▶ The exercise:
In the material below, count the lines with the word "含该酶的囊泡与细胞膜融合" and state that number only.

▶ Source data:
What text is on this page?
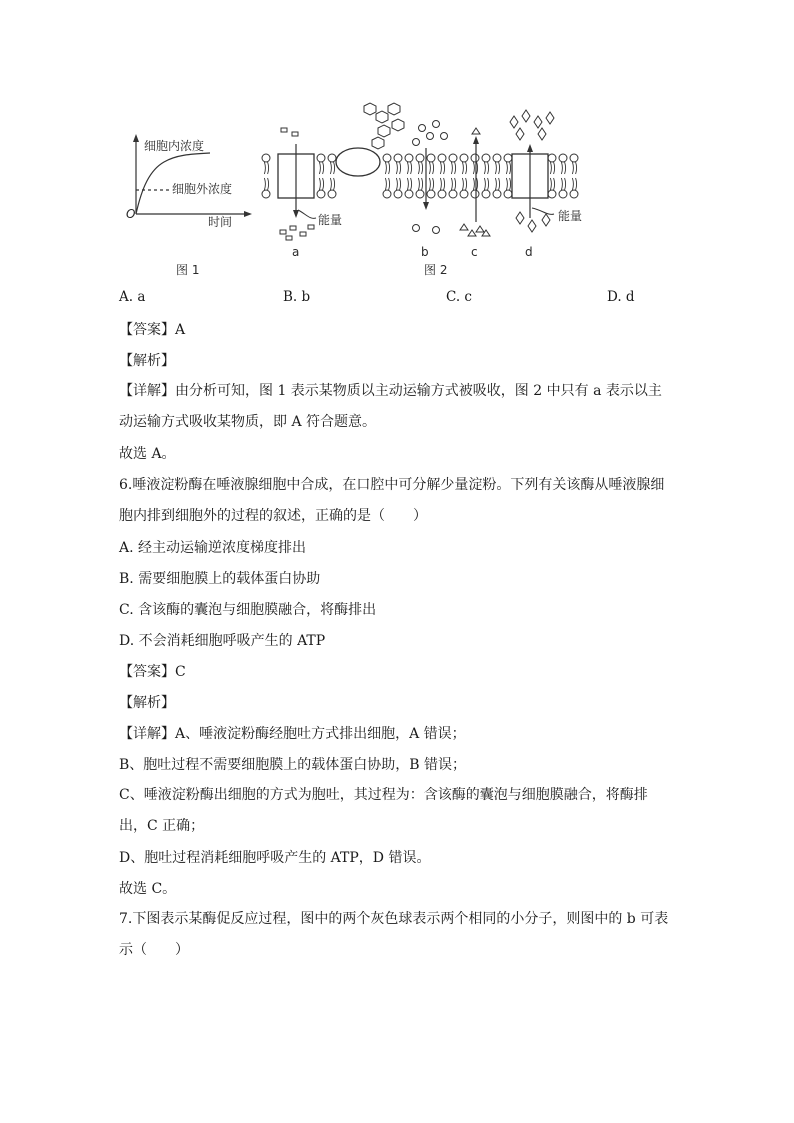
细胞内浓度
细胞外浓度
O
时间
图 1
能量	能量
a	b	c	d
图 2
A. a	B. b	C. c	D. d
【答案】A
【解析】
【详解】由分析可知，图 1 表示某物质以主动运输方式被吸收，图 2 中只有 a 表示以主动运输方式吸收某物质，即 A 符合题意。
故选 A。
6.唾液淀粉酶在唾液腺细胞中合成，在口腔中可分解少量淀粉。下列有关该酶从唾液腺细胞内排到细胞外的过程的叙述，正确的是（　　）
A. 经主动运输逆浓度梯度排出
B. 需要细胞膜上的载体蛋白协助
C. 含该酶的囊泡与细胞膜融合，将酶排出
D. 不会消耗细胞呼吸产生的 ATP
【答案】C
【解析】
【详解】A、唾液淀粉酶经胞吐方式排出细胞，A 错误；
B、胞吐过程不需要细胞膜上的载体蛋白协助，B 错误；
C、唾液淀粉酶出细胞的方式为胞吐，其过程为：含该酶的囊泡与细胞膜融合，将酶排出，C 正确；
D、胞吐过程消耗细胞呼吸产生的 ATP，D 错误。
故选 C。
7.下图表示某酶促反应过程，图中的两个灰色球表示两个相同的小分子，则图中的 b 可表示（　　）
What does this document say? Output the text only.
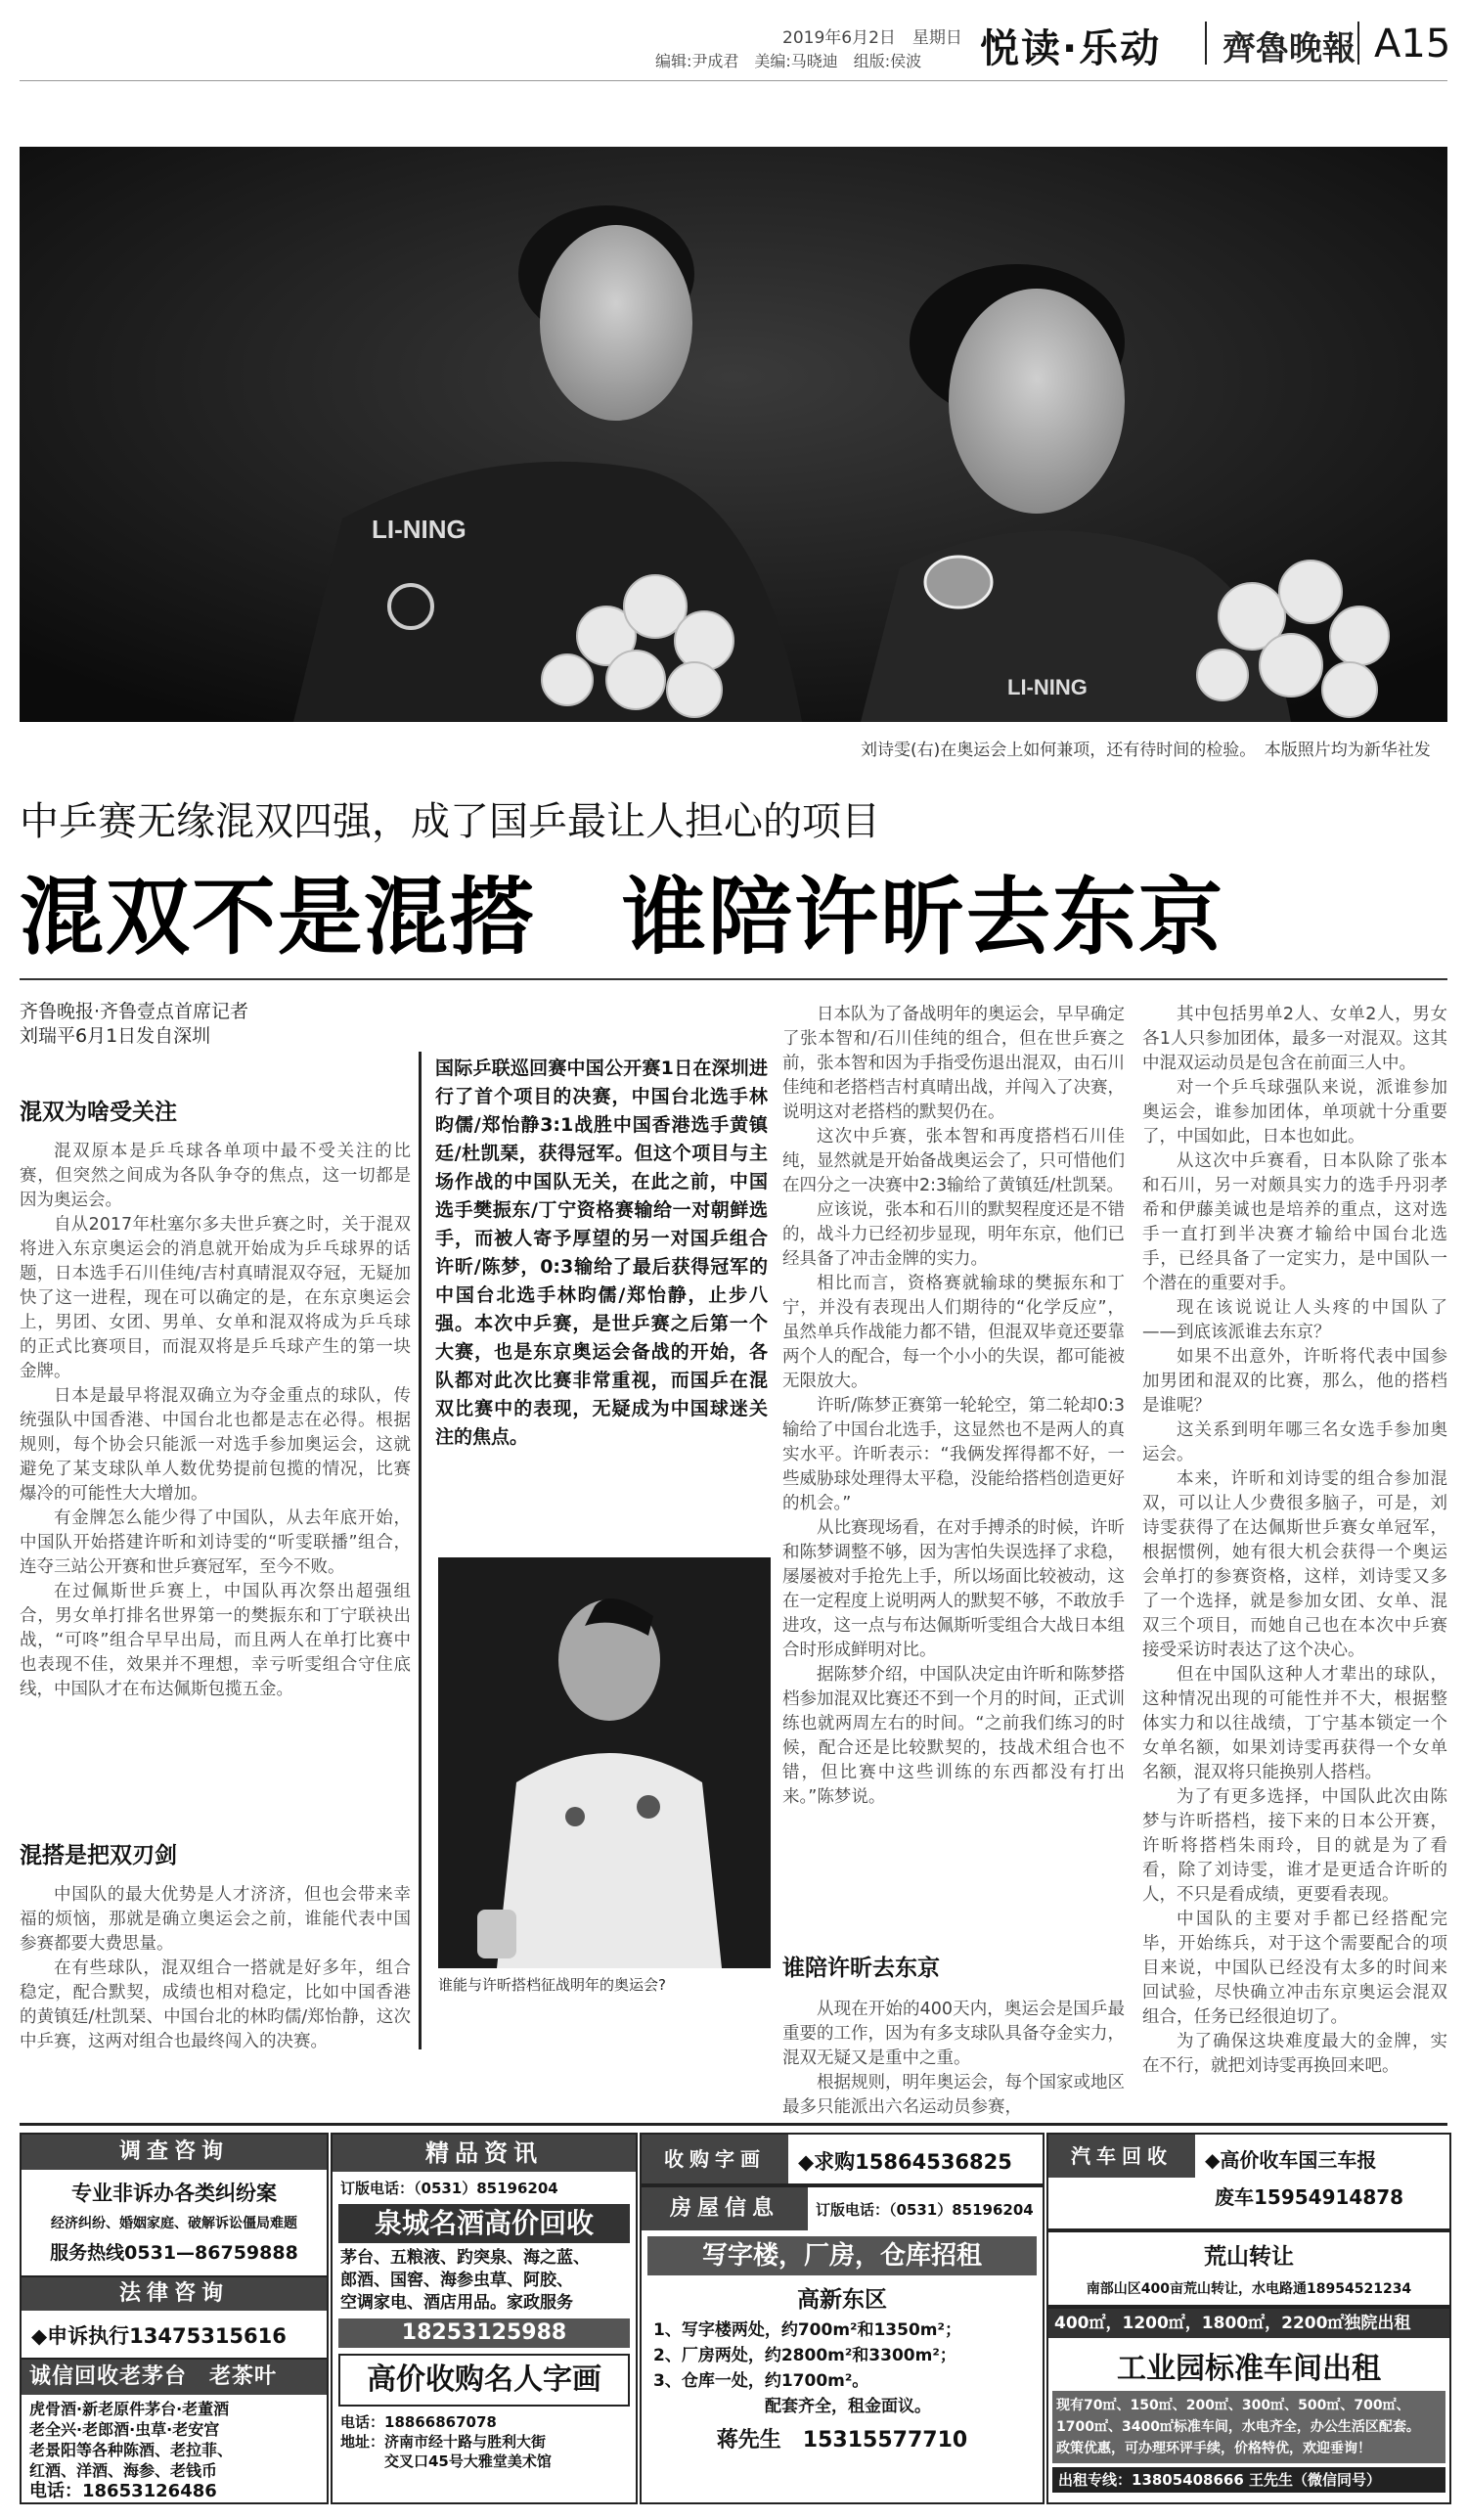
2019年6月2日　星期日
编辑:尹成君　美编:马晓迪　组版:侯波 悦读·乐动 齊魯晚報 A15
LI-NING
LI-NING
刘诗雯(右)在奥运会上如何兼项，还有待时间的检验。　本版照片均为新华社发
中乒赛无缘混双四强，成了国乒最让人担心的项目
混双不是混搭　谁陪许昕去东京
齐鲁晚报·齐鲁壹点首席记者
刘瑞平6月1日发自深圳
混双为啥受关注

混双原本是乒乓球各单项中最不受关注的比赛，但突然之间成为各队争夺的焦点，这一切都是因为奥运会。

自从2017年杜塞尔多夫世乒赛之时，关于混双将进入东京奥运会的消息就开始成为乒乓球界的话题，日本选手石川佳纯/吉村真晴混双夺冠，无疑加快了这一进程，现在可以确定的是，在东京奥运会上，男团、女团、男单、女单和混双将成为乒乓球的正式比赛项目，而混双将是乒乓球产生的第一块金牌。

日本是最早将混双确立为夺金重点的球队，传统强队中国香港、中国台北也都是志在必得。根据规则，每个协会只能派一对选手参加奥运会，这就避免了某支球队单人数优势提前包揽的情况，比赛爆冷的可能性大大增加。

有金牌怎么能少得了中国队，从去年底开始，中国队开始搭建许昕和刘诗雯的“听雯联播”组合，连夺三站公开赛和世乒赛冠军，至今不败。

在过佩斯世乒赛上，中国队再次祭出超强组合，男女单打排名世界第一的樊振东和丁宁联袂出战，“可咚”组合早早出局，而且两人在单打比赛中也表现不佳，效果并不理想，幸亏听雯组合守住底线，中国队才在布达佩斯包揽五金。

混搭是把双刃剑

中国队的最大优势是人才济济，但也会带来幸福的烦恼，那就是确立奥运会之前，谁能代表中国参赛都要大费思量。

在有些球队，混双组合一搭就是好多年，组合稳定，配合默契，成绩也相对稳定，比如中国香港的黄镇廷/杜凯琹、中国台北的林昀儒/郑怡静，这次中乒赛，这两对组合也最终闯入的决赛。

国际乒联巡回赛中国公开赛1日在深圳进行了首个项目的决赛，中国台北选手林昀儒/郑怡静3:1战胜中国香港选手黄镇廷/杜凯琹，获得冠军。但这个项目与主场作战的中国队无关，在此之前，中国选手樊振东/丁宁资格赛输给一对朝鲜选手，而被人寄予厚望的另一对国乒组合许昕/陈梦，0:3输给了最后获得冠军的中国台北选手林昀儒/郑怡静，止步八强。本次中乒赛，是世乒赛之后第一个大赛，也是东京奥运会备战的开始，各队都对此次比赛非常重视，而国乒在混双比赛中的表现，无疑成为中国球迷关注的焦点。
谁能与许昕搭档征战明年的奥运会?

日本队为了备战明年的奥运会，早早确定了张本智和/石川佳纯的组合，但在世乒赛之前，张本智和因为手指受伤退出混双，由石川佳纯和老搭档吉村真晴出战，并闯入了决赛，说明这对老搭档的默契仍在。

这次中乒赛，张本智和再度搭档石川佳纯，显然就是开始备战奥运会了，只可惜他们在四分之一决赛中2:3输给了黄镇廷/杜凯琹。

应该说，张本和石川的默契程度还是不错的，战斗力已经初步显现，明年东京，他们已经具备了冲击金牌的实力。

相比而言，资格赛就输球的樊振东和丁宁，并没有表现出人们期待的“化学反应”，虽然单兵作战能力都不错，但混双毕竟还要靠两个人的配合，每一个小小的失误，都可能被无限放大。

许昕/陈梦正赛第一轮轮空，第二轮却0:3输给了中国台北选手，这显然也不是两人的真实水平。许昕表示：“我俩发挥得都不好，一些威胁球处理得太平稳，没能给搭档创造更好的机会。”

从比赛现场看，在对手搏杀的时候，许昕和陈梦调整不够，因为害怕失误选择了求稳，屡屡被对手抢先上手，所以场面比较被动，这在一定程度上说明两人的默契不够，不敢放手进攻，这一点与布达佩斯听雯组合大战日本组合时形成鲜明对比。

据陈梦介绍，中国队决定由许昕和陈梦搭档参加混双比赛还不到一个月的时间，正式训练也就两周左右的时间。“之前我们练习的时候，配合还是比较默契的，技战术组合也不错，但比赛中这些训练的东西都没有打出来。”陈梦说。

谁陪许昕去东京

从现在开始的400天内，奥运会是国乒最重要的工作，因为有多支球队具备夺金实力，混双无疑又是重中之重。

根据规则，明年奥运会，每个国家或地区最多只能派出六名运动员参赛，

其中包括男单2人、女单2人，男女各1人只参加团体，最多一对混双。这其中混双运动员是包含在前面三人中。

对一个乒乓球强队来说，派谁参加奥运会，谁参加团体，单项就十分重要了，中国如此，日本也如此。

从这次中乒赛看，日本队除了张本和石川，另一对颇具实力的选手丹羽孝希和伊藤美诚也是培养的重点，这对选手一直打到半决赛才输给中国台北选手，已经具备了一定实力，是中国队一个潜在的重要对手。

现在该说说让人头疼的中国队了——到底该派谁去东京？

如果不出意外，许昕将代表中国参加男团和混双的比赛，那么，他的搭档是谁呢？

这关系到明年哪三名女选手参加奥运会。

本来，许昕和刘诗雯的组合参加混双，可以让人少费很多脑子，可是，刘诗雯获得了在达佩斯世乒赛女单冠军，根据惯例，她有很大机会获得一个奥运会单打的参赛资格，这样，刘诗雯又多了一个选择，就是参加女团、女单、混双三个项目，而她自己也在本次中乒赛接受采访时表达了这个决心。

但在中国队这种人才辈出的球队，这种情况出现的可能性并不大，根据整体实力和以往战绩，丁宁基本锁定一个女单名额，如果刘诗雯再获得一个女单名额，混双将只能换别人搭档。

为了有更多选择，中国队此次由陈梦与许昕搭档，接下来的日本公开赛，许昕将搭档朱雨玲，目的就是为了看看，除了刘诗雯，谁才是更适合许昕的人，不只是看成绩，更要看表现。

中国队的主要对手都已经搭配完毕，开始练兵，对于这个需要配合的项目来说，中国队已经没有太多的时间来回试验，尽快确立冲击东京奥运会混双组合，任务已经很迫切了。

为了确保这块难度最大的金牌，实在不行，就把刘诗雯再换回来吧。

调查咨询
专业非诉办各类纠纷案
经济纠纷、婚姻家庭、破解诉讼僵局难题
服务热线0531—86759888
法律咨询
◆申诉执行13475315616
诚信回收老茅台　老茶叶
虎骨酒·新老原件茅台·老董酒
老全兴·老郎酒·虫草·老安宫
老景阳等各种陈酒、老拉菲、
红酒、洋酒、海参、老钱币
电话：18653126486
精品资讯
订版电话：（0531）85196204
泉城名酒高价回收
茅台、五粮液、趵突泉、海之蓝、
郎酒、国窖、海参虫草、阿胶、
空调家电、酒店用品。家政服务
18253125988
高价收购名人字画
电话：18866867078
地址：济南市经十路与胜利大街
交叉口45号大雅堂美术馆
收购字画	◆求购15864536825
房屋信息	订版电话：（0531）85196204
写字楼，厂房，仓库招租
高新东区
1、写字楼两处，约700m²和1350m²；
2、厂房两处，约2800m²和3300m²；
3、仓库一处，约1700m²。
配套齐全，租金面议。
蒋先生　15315577710
汽车回收	◆高价收车国三车报
废车15954914878
荒山转让
南部山区400亩荒山转让，水电路通18954521234
400㎡，1200㎡，1800㎡，2200㎡独院出租
工业园标准车间出租
现有70㎡、150㎡、200㎡、300㎡、500㎡、700㎡、
1700㎡、3400㎡标准车间，水电齐全，办公生活区配套。
政策优惠，可办理环评手续，价格特优，欢迎垂询！
出租专线：13805408666 王先生（微信同号）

▶ Task solution:
2